GIVEN ENTRIES
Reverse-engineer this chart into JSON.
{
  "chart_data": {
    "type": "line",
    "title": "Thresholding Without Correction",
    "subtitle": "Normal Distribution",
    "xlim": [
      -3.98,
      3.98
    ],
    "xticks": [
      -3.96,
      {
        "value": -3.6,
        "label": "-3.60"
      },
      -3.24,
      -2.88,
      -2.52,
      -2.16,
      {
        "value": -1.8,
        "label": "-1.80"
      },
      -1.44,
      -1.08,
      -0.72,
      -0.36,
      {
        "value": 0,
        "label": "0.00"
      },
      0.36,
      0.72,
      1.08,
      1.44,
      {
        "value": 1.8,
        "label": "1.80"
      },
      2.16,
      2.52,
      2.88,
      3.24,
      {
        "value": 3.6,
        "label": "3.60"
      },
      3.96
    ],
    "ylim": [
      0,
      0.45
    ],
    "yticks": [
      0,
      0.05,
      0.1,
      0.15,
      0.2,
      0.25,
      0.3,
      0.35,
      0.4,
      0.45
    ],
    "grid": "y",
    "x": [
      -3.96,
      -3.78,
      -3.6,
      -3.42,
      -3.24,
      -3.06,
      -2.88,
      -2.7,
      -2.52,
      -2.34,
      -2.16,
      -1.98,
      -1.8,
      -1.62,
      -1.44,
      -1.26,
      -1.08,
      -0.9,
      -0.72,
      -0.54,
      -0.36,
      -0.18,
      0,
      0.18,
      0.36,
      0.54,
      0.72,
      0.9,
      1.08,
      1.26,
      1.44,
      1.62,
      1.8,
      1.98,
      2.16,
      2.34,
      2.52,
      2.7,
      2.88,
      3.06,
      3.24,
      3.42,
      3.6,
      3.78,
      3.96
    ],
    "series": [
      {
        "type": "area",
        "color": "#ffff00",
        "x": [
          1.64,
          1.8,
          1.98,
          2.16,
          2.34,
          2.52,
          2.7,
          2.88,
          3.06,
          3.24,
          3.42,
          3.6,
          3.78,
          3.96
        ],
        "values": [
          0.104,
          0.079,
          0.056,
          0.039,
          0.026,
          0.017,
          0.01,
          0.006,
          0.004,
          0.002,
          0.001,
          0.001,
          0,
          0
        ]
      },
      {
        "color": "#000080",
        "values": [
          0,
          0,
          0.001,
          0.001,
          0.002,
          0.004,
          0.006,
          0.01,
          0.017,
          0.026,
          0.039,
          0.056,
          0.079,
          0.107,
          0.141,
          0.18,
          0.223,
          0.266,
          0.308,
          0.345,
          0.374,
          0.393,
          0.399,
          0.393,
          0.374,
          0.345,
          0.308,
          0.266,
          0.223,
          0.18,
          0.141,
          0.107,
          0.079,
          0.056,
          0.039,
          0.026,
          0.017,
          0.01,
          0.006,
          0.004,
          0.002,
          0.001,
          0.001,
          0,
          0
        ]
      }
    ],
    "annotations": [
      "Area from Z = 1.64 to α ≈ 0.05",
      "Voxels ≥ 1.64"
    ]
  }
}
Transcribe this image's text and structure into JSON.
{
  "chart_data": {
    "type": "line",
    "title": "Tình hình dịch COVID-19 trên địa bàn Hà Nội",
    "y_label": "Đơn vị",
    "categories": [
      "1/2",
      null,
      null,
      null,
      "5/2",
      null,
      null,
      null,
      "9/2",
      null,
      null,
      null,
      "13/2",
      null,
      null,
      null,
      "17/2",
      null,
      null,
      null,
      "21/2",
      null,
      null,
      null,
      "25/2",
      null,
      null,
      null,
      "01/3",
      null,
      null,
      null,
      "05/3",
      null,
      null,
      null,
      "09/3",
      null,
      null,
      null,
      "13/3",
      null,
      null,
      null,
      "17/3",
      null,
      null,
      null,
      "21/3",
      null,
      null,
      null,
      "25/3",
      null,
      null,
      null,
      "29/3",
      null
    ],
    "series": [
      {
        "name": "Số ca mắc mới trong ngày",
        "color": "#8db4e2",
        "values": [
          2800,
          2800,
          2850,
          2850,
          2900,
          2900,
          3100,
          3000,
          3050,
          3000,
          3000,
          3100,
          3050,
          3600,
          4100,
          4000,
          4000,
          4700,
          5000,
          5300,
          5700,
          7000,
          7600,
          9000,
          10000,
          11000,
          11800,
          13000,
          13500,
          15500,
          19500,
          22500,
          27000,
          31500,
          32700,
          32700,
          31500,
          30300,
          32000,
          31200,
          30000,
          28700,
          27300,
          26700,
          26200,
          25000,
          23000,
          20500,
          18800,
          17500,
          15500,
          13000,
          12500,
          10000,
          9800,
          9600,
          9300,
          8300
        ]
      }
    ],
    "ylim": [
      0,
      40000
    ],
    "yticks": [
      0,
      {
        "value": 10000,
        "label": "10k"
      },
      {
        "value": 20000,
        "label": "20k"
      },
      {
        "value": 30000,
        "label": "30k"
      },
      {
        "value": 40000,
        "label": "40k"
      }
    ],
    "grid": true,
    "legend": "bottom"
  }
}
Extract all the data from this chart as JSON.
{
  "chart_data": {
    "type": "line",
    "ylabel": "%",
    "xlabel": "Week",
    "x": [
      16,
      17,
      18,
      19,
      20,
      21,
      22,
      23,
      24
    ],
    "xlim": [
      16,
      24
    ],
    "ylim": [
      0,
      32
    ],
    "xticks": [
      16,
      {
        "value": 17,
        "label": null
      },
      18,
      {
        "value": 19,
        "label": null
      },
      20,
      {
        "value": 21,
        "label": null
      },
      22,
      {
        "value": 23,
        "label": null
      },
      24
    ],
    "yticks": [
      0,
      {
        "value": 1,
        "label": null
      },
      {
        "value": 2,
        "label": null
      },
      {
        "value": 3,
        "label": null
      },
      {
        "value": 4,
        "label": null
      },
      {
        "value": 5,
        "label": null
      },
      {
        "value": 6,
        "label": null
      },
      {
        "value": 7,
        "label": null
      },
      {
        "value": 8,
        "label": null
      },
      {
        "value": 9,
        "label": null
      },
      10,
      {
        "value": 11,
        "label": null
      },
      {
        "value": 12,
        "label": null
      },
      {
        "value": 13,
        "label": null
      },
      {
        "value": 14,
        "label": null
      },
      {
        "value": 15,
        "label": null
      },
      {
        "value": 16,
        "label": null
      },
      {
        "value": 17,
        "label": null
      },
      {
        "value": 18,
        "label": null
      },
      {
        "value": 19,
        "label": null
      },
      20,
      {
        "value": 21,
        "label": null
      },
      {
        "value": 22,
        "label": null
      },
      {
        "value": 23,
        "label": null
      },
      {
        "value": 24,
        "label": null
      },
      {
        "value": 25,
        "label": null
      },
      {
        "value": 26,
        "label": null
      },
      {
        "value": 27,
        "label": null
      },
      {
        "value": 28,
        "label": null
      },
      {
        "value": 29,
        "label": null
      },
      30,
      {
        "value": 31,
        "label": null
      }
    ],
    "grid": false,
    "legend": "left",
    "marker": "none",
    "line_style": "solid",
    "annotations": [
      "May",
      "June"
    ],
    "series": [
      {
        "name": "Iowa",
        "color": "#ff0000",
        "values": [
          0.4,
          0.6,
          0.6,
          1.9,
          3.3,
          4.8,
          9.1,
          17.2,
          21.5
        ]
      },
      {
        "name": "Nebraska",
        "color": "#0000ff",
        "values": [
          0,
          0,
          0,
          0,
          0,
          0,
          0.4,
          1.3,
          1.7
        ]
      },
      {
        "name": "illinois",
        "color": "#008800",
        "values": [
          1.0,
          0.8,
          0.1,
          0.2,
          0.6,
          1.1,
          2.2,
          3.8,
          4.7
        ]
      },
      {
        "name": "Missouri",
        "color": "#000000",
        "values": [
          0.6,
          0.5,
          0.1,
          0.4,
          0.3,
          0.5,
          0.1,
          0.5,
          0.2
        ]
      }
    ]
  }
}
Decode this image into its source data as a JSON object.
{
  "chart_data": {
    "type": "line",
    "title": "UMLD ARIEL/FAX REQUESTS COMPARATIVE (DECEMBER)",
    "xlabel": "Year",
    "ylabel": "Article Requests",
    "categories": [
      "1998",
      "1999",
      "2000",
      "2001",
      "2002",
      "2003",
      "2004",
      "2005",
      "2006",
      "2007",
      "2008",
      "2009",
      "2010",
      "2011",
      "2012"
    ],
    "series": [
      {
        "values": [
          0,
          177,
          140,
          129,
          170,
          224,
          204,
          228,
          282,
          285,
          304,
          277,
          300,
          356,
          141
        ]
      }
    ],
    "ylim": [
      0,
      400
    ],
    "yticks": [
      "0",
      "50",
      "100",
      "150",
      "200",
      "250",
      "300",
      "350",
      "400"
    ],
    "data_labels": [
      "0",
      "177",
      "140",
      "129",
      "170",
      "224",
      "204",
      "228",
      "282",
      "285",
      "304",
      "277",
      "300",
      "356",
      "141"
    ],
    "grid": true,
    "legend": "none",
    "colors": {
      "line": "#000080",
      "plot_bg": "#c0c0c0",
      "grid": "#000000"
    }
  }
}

STATED GOAL
Search the records for the word "legend". Copy every line that has it.

OUTPUT FOR THIS EXERCISE
    "legend": "bottom"
    "legend": "left",
    "legend": "none",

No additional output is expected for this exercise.